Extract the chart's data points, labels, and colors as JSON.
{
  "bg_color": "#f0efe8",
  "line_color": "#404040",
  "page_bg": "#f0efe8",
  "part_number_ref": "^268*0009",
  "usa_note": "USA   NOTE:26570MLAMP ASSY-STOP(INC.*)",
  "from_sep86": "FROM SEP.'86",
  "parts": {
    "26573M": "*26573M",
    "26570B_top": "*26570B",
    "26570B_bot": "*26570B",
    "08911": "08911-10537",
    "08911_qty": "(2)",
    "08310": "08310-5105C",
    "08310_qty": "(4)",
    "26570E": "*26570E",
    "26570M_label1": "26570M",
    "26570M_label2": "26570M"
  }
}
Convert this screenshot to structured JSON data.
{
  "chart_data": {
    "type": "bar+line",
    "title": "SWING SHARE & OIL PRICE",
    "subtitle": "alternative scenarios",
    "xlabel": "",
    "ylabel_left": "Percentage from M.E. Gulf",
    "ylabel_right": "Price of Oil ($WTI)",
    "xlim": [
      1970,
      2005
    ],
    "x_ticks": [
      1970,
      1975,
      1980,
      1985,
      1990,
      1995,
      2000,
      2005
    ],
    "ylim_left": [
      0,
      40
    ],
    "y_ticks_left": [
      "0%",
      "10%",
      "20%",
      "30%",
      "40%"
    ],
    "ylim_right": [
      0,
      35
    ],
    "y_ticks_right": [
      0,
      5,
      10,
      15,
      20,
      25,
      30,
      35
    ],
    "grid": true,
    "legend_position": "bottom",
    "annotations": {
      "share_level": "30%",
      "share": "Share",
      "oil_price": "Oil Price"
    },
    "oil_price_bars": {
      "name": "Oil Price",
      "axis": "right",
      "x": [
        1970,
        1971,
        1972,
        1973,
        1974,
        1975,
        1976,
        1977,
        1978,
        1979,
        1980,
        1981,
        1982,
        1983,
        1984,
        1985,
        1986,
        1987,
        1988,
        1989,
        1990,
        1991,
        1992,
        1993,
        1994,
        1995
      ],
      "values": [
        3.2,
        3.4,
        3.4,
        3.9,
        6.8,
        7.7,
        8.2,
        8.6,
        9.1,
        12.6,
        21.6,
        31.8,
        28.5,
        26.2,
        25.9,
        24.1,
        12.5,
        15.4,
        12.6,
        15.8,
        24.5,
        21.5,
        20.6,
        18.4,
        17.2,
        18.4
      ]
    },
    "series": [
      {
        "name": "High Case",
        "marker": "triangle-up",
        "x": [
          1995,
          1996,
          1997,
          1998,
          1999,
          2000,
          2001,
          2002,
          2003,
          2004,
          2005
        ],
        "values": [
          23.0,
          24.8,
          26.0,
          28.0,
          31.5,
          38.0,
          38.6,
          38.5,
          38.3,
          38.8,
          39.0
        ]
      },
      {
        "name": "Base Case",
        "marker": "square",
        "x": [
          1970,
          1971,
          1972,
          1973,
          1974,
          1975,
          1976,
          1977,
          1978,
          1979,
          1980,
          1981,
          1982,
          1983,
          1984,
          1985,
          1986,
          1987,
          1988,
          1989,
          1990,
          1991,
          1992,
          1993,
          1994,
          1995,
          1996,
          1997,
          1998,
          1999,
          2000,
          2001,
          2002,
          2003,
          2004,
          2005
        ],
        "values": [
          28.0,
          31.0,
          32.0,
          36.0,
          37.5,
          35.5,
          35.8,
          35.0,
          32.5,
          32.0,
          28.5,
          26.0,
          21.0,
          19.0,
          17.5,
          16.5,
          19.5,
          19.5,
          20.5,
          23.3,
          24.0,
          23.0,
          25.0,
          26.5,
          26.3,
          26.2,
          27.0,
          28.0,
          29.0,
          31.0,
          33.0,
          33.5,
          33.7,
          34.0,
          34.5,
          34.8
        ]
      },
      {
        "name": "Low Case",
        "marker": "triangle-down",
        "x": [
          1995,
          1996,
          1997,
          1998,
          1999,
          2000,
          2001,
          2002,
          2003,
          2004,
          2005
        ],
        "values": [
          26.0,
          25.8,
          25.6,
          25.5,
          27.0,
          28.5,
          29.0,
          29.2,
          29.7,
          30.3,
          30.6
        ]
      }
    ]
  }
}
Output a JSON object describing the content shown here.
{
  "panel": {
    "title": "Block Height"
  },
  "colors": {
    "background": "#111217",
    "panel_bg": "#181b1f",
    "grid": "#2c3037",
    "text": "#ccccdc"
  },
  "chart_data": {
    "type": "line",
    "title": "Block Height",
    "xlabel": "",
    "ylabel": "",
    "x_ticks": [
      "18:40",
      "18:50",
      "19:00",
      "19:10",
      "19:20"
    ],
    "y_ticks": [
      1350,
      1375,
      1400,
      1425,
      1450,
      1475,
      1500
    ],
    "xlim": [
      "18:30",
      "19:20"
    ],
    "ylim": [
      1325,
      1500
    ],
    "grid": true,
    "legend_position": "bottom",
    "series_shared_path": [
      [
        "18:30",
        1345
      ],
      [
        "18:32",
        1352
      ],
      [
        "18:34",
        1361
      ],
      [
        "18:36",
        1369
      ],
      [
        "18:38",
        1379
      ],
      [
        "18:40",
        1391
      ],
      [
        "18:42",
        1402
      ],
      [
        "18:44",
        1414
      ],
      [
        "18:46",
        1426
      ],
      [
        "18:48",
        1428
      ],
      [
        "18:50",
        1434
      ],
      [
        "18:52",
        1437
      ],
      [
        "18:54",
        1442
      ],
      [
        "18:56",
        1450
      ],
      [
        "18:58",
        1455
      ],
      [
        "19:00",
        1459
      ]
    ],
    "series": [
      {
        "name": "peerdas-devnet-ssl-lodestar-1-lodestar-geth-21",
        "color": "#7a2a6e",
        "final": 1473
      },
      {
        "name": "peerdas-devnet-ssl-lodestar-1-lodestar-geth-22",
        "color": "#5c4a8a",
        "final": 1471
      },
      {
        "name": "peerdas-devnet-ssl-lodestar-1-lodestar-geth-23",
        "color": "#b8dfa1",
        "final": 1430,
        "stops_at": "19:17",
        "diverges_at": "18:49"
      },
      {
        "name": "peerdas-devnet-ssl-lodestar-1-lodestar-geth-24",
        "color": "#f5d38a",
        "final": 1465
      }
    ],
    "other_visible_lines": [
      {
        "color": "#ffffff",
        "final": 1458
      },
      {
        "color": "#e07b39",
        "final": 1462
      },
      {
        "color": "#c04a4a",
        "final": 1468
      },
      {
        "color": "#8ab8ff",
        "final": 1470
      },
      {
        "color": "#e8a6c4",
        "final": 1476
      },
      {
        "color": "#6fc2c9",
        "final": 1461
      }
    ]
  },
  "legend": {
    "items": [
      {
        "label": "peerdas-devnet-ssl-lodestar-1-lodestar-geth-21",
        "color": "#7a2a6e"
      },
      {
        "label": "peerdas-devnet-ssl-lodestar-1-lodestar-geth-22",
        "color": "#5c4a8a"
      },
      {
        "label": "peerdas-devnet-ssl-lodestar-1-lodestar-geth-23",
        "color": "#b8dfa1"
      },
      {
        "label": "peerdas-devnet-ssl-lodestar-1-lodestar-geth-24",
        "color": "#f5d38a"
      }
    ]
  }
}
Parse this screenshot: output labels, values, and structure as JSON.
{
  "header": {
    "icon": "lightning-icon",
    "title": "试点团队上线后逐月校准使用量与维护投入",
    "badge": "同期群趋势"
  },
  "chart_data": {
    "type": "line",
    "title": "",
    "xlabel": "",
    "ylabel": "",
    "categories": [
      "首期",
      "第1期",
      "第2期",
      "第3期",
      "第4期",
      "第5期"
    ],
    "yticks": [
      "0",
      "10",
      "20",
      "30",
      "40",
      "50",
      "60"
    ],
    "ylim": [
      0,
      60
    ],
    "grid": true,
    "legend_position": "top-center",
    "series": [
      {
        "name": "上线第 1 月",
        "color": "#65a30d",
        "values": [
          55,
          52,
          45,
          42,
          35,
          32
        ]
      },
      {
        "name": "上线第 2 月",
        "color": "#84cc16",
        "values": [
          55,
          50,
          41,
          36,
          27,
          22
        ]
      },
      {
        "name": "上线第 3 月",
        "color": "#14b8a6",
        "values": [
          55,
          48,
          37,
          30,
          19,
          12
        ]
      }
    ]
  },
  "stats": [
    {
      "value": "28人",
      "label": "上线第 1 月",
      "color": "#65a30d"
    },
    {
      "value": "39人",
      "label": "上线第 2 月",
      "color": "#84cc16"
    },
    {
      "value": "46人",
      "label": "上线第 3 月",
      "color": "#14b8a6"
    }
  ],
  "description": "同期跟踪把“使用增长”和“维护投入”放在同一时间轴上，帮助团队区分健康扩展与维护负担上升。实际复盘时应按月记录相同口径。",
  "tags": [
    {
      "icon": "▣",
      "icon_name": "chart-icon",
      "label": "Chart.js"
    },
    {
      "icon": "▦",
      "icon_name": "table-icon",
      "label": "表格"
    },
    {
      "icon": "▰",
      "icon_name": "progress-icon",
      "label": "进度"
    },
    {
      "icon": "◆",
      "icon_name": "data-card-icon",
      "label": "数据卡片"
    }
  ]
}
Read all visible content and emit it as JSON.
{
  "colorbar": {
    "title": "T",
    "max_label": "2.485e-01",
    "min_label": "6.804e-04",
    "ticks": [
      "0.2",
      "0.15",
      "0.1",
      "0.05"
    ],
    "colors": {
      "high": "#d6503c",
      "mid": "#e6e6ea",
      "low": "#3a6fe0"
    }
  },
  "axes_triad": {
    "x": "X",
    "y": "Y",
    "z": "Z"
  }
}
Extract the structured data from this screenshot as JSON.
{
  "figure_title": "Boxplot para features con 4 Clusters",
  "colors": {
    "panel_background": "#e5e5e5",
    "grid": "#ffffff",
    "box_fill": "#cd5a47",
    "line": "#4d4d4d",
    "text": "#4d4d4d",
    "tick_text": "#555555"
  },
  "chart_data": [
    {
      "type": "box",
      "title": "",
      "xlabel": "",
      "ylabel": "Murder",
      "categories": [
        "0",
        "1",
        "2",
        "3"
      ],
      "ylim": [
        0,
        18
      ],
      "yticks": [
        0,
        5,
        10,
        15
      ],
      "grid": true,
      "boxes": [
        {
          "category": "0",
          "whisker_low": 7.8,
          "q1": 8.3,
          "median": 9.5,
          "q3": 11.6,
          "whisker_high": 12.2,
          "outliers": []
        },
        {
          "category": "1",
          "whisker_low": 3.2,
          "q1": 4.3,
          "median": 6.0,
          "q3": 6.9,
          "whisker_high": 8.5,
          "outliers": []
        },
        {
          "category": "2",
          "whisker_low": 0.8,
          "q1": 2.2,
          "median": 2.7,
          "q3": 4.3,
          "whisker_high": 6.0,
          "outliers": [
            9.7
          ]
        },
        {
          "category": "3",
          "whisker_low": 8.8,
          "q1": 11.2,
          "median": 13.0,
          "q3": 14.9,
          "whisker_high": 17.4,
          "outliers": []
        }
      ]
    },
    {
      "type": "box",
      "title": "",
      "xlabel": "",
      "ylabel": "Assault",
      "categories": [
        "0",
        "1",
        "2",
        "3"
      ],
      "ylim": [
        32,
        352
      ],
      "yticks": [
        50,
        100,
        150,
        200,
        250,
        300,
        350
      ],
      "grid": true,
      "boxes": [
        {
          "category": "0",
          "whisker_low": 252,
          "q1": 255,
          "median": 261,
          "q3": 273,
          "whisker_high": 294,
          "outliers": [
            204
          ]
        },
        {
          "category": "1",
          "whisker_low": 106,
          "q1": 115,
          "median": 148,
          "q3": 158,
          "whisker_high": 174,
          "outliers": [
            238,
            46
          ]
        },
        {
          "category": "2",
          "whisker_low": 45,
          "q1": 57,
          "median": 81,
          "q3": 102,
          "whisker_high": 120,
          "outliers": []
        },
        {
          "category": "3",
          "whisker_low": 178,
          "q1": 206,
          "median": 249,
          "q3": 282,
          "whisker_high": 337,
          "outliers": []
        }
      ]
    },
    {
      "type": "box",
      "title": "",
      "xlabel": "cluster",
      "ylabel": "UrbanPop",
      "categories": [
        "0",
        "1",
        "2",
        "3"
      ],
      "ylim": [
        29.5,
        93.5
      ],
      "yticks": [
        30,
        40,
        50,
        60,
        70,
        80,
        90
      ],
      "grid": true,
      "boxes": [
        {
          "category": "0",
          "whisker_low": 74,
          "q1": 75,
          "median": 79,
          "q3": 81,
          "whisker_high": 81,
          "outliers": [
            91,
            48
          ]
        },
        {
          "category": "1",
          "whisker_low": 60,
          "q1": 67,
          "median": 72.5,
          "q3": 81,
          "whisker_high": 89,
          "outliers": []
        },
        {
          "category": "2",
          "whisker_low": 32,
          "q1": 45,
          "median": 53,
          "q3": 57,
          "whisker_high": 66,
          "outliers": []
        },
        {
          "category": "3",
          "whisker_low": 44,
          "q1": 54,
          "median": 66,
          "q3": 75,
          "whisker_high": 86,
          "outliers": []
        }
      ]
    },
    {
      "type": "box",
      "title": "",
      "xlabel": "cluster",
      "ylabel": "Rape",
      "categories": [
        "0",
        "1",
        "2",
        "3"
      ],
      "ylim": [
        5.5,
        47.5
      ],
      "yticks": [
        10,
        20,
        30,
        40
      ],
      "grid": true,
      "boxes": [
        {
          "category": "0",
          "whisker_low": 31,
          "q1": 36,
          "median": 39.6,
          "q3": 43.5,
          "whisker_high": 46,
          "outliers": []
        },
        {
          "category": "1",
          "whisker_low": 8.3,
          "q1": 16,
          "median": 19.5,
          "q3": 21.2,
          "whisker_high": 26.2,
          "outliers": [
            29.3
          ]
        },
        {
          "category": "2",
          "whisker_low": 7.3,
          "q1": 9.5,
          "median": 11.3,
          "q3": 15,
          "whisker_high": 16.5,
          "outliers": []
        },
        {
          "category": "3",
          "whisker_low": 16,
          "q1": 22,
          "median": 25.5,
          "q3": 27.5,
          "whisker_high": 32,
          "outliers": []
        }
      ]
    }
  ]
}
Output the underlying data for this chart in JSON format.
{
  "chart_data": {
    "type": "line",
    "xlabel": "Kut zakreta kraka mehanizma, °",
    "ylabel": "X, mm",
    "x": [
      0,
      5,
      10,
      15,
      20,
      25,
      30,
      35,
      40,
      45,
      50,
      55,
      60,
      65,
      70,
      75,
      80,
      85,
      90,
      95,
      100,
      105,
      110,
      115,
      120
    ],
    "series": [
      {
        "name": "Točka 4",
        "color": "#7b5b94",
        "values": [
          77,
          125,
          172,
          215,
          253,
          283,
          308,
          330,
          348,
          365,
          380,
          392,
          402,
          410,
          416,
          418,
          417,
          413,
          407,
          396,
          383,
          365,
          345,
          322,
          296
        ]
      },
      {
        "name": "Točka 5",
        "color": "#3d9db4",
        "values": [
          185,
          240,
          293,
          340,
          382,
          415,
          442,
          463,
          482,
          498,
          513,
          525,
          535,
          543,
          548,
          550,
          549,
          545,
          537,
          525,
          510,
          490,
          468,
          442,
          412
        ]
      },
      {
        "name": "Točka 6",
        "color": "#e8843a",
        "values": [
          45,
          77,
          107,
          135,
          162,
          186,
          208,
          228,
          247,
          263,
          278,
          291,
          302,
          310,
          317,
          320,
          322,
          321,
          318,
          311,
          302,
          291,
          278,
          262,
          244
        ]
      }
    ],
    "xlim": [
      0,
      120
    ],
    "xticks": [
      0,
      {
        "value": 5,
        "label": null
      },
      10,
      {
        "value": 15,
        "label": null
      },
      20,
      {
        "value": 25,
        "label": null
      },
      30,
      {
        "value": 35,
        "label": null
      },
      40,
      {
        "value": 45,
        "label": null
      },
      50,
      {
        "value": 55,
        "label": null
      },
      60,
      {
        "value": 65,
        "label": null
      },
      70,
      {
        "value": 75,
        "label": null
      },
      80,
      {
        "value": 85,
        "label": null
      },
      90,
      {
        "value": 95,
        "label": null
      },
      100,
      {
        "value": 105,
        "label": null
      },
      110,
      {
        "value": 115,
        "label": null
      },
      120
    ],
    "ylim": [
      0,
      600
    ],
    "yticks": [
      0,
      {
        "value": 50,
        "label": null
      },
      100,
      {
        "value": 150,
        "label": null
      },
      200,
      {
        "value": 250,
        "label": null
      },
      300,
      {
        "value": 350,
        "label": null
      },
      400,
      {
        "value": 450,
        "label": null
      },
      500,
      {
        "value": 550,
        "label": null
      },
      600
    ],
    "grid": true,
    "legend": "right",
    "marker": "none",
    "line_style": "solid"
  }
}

• The exercise: Show all lines in the entries above where the string "colors" appears.

• Task output:
Extract the chart's data points, labels, and colors as JSON.
  "colors": {
    "colors": {
  "colors": {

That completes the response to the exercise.